=== GIVEN RECORDS ===

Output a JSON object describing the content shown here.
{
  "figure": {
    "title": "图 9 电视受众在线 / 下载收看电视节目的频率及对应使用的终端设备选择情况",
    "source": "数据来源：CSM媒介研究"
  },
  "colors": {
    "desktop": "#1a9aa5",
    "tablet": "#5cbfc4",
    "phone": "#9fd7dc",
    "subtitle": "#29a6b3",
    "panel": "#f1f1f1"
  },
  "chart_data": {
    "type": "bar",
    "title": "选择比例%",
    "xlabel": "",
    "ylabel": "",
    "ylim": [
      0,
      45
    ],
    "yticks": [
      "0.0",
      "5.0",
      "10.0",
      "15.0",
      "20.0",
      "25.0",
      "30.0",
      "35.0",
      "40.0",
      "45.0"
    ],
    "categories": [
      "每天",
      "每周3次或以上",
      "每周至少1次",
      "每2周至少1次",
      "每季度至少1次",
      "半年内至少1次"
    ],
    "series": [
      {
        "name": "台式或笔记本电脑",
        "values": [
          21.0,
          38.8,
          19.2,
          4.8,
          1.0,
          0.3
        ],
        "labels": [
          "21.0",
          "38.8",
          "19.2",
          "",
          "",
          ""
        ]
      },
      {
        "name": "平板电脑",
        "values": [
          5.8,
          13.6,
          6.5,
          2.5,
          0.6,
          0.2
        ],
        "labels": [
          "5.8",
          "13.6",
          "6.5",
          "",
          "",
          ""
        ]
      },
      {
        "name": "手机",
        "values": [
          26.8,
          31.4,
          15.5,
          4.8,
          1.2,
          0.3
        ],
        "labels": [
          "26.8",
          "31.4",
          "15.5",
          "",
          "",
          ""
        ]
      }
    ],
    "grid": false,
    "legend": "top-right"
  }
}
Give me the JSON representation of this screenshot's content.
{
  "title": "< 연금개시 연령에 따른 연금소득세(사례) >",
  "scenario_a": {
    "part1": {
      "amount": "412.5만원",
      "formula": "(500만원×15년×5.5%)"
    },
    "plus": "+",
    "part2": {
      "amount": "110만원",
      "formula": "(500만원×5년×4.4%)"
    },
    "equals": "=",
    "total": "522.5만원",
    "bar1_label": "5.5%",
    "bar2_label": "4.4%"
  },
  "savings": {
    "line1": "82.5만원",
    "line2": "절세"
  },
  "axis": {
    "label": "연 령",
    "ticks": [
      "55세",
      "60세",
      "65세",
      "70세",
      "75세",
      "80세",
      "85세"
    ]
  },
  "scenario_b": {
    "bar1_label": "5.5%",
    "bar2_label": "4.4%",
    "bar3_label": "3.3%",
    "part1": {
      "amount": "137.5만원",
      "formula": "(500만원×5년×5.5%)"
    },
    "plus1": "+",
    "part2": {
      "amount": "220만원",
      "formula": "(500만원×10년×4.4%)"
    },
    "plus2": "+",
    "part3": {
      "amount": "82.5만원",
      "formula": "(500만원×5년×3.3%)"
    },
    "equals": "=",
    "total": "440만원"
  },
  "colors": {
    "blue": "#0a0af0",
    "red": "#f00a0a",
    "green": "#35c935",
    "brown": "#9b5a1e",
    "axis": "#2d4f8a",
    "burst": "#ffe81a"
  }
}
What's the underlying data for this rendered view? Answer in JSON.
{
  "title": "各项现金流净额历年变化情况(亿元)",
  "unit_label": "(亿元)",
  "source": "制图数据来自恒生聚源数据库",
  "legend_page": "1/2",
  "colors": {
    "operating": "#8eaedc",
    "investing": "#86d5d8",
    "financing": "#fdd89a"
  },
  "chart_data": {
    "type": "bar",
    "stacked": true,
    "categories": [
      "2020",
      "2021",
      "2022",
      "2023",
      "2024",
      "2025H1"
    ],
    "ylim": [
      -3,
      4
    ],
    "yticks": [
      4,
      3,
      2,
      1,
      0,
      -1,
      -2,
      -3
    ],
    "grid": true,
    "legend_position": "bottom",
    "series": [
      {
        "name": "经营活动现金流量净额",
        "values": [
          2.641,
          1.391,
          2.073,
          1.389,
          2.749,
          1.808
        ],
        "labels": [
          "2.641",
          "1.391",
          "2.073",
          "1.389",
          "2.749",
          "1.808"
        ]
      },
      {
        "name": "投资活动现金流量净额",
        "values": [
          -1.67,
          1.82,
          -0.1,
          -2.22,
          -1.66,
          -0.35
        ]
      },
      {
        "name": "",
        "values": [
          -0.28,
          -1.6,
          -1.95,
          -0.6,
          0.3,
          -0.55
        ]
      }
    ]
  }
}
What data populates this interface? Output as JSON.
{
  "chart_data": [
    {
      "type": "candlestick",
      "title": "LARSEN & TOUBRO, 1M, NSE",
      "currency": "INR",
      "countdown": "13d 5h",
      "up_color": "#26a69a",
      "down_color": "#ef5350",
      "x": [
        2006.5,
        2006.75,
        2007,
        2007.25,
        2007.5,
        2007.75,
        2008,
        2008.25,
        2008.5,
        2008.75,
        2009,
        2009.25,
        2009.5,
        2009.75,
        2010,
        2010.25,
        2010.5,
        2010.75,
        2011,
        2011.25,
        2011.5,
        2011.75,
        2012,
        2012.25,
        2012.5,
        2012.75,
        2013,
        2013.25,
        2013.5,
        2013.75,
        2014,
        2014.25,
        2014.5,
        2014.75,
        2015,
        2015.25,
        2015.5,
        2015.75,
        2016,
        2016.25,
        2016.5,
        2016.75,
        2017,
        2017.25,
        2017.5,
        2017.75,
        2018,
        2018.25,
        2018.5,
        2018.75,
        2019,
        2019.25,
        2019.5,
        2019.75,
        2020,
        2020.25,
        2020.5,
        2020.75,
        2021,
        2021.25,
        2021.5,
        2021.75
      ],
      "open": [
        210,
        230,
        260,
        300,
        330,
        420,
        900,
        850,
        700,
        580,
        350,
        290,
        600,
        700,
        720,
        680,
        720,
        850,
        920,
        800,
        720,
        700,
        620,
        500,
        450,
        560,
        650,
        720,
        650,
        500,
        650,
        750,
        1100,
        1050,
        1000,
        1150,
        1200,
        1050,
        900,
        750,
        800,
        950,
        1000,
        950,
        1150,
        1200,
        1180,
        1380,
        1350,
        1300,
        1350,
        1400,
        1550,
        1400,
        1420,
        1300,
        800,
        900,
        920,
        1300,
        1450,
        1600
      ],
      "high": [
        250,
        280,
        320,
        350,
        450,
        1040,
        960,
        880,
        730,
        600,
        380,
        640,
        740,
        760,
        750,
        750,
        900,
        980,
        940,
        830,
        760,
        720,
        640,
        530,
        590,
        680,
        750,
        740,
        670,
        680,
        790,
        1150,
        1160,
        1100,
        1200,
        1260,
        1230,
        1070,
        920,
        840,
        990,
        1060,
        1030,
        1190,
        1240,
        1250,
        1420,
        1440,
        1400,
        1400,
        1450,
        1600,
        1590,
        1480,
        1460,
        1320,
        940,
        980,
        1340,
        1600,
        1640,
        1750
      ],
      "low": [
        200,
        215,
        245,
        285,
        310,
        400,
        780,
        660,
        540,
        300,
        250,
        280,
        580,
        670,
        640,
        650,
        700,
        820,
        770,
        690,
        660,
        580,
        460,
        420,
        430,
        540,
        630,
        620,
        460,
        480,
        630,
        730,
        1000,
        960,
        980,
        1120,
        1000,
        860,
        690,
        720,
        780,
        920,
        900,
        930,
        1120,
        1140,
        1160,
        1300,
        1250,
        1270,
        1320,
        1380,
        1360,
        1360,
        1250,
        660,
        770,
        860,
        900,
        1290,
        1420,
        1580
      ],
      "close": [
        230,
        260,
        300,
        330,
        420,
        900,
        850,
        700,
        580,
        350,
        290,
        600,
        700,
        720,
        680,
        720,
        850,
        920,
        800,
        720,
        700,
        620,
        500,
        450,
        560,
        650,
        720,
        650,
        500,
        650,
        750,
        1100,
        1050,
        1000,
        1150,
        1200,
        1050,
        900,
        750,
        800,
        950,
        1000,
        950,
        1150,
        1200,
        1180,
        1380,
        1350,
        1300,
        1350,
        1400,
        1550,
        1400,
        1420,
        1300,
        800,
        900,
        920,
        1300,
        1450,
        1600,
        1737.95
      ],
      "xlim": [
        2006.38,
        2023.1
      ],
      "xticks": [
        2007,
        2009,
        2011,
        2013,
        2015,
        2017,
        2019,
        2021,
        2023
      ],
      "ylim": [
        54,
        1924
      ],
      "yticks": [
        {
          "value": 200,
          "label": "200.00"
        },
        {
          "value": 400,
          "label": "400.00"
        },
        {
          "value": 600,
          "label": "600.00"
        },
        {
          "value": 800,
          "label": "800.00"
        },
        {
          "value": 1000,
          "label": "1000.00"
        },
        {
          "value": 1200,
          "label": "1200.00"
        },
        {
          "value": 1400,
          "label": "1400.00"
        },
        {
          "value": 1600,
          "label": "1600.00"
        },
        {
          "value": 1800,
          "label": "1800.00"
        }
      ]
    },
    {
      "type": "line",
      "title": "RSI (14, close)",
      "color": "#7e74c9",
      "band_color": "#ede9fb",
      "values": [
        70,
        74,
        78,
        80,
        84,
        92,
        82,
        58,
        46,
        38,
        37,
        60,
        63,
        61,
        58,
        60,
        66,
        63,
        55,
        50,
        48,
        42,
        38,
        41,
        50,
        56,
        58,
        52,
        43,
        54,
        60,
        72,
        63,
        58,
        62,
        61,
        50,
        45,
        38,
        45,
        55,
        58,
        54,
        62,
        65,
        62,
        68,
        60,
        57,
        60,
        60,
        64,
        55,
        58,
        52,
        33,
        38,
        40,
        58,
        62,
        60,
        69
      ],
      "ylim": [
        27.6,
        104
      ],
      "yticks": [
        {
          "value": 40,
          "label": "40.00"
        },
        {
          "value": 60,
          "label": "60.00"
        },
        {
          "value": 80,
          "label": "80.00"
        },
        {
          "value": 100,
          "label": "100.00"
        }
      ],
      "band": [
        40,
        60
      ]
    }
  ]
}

===

**EXERCISE AIM:**
From the data, pick out every line that includes "What".

**OUTPUT OF THE EXERCISE:**
What's the underlying data for this rendered view? Answer in JSON.
What data populates this interface? Output as JSON.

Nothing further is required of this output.